>> START INFORMATION SUPPLIED

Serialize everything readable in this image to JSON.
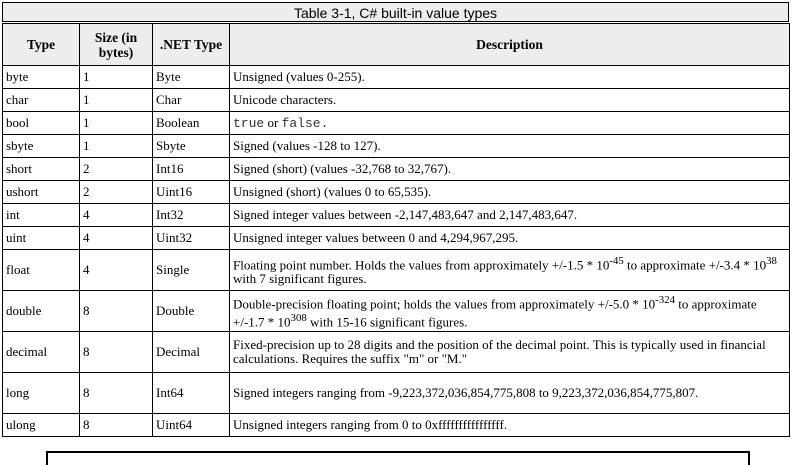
{
  "caption": "Table 3-1, C# built-in value types",
  "headers": {
    "type": "Type",
    "size": "Size (in bytes)",
    "net_type": ".NET Type",
    "description": "Description"
  },
  "rows": [
    {
      "type": "byte",
      "size": "1",
      "net": "Byte",
      "desc": "Unsigned (values 0-255)."
    },
    {
      "type": "char",
      "size": "1",
      "net": "Char",
      "desc": "Unicode characters."
    },
    {
      "type": "bool",
      "size": "1",
      "net": "Boolean",
      "desc_a": "true",
      "desc_b": " or ",
      "desc_c": "false."
    },
    {
      "type": "sbyte",
      "size": "1",
      "net": "Sbyte",
      "desc": "Signed (values -128 to 127)."
    },
    {
      "type": "short",
      "size": "2",
      "net": "Int16",
      "desc": "Signed (short) (values -32,768 to 32,767)."
    },
    {
      "type": "ushort",
      "size": "2",
      "net": "Uint16",
      "desc": "Unsigned (short) (values 0 to 65,535)."
    },
    {
      "type": "int",
      "size": "4",
      "net": "Int32",
      "desc": "Signed integer values between -2,147,483,647 and 2,147,483,647."
    },
    {
      "type": "uint",
      "size": "4",
      "net": "Uint32",
      "desc": "Unsigned integer values between 0 and 4,294,967,295."
    },
    {
      "type": "float",
      "size": "4",
      "net": "Single",
      "desc_1": "Floating point number. Holds the values from approximately +/-1.5 * 10",
      "sup_1": "-45",
      "desc_2": " to approximate +/-3.4 * 10",
      "sup_2": "38",
      "desc_3": " with 7 significant figures."
    },
    {
      "type": "double",
      "size": "8",
      "net": "Double",
      "desc_1": "Double-precision floating point; holds the values from approximately +/-5.0 * 10",
      "sup_1": "-324",
      "desc_2": " to approximate +/-1.7 * 10",
      "sup_2": "308",
      "desc_3": " with 15-16 significant figures."
    },
    {
      "type": "decimal",
      "size": "8",
      "net": "Decimal",
      "desc": "Fixed-precision up to 28 digits and the position of the decimal point. This is typically used in financial calculations. Requires the suffix \"m\" or \"M.\""
    },
    {
      "type": "long",
      "size": "8",
      "net": "Int64",
      "desc": "Signed integers ranging from -9,223,372,036,854,775,808 to 9,223,372,036,854,775,807."
    },
    {
      "type": "ulong",
      "size": "8",
      "net": "Uint64",
      "desc": "Unsigned integers ranging from 0 to 0xffffffffffffffff."
    }
  ]
}
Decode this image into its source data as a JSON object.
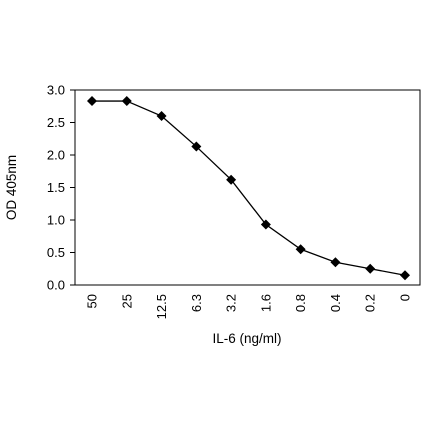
{
  "chart_data": {
    "type": "line",
    "title": "",
    "xlabel": "IL-6 (ng/ml)",
    "ylabel": "OD 405nm",
    "categories": [
      "50",
      "25",
      "12.5",
      "6.3",
      "3.2",
      "1.6",
      "0.8",
      "0.4",
      "0.2",
      "0"
    ],
    "series": [
      {
        "values": [
          2.83,
          2.83,
          2.6,
          2.13,
          1.62,
          0.93,
          0.55,
          0.35,
          0.25,
          0.15
        ]
      }
    ],
    "ylim": [
      0,
      3
    ],
    "yticks": [
      "0.0",
      "0.5",
      "1.0",
      "1.5",
      "2.0",
      "2.5",
      "3.0"
    ],
    "marker": "diamond",
    "grid": false,
    "colors": {
      "line": "#000000",
      "marker": "#000000",
      "axis": "#000000"
    }
  }
}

>> END INFORMATION SUPPLIED

--- TASK STATEMENT ---
Identify each line of the material where the word "with" shows up, and copy it.

--- TASK ANSWER ---
      "desc_3": " with 7 significant figures."
      "desc_3": " with 15-16 significant figures."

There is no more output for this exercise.